Your task: Please give the listing again in its entirety, exactly as written.

Records to process:
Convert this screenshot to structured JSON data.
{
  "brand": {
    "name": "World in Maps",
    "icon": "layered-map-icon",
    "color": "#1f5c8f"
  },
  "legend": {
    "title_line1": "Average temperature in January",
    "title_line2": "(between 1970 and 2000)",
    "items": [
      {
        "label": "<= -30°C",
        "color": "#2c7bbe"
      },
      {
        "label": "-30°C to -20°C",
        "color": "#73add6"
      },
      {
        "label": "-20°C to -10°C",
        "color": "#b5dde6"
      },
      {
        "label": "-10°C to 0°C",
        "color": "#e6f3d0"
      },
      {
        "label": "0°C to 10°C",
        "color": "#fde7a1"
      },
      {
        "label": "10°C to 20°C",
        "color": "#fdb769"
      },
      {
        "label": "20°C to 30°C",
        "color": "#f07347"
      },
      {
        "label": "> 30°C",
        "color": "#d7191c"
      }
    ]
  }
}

Finished exercise:
Convert this screenshot to structured JSON data.
{
  "brand": {
    "name": "World in Maps",
    "icon": "layered-map-icon",
    "color": "#1f5c8f"
  },
  "legend": {
    "title_line1": "Average temperature in January",
    "title_line2": "(between 1970 and 2000)",
    "items": [
      {
        "label": "<= -30°C",
        "color": "#2c7bbe"
      },
      {
        "label": "-30°C to -20°C",
        "color": "#73add6"
      },
      {
        "label": "-20°C to -10°C",
        "color": "#b5dde6"
      },
      {
        "label": "-10°C to 0°C",
        "color": "#e6f3d0"
      },
      {
        "label": "0°C to 10°C",
        "color": "#fde7a1"
      },
      {
        "label": "10°C to 20°C",
        "color": "#fdb769"
      },
      {
        "label": "20°C to 30°C",
        "color": "#f07347"
      },
      {
        "label": "> 30°C",
        "color": "#d7191c"
      }
    ]
  }
}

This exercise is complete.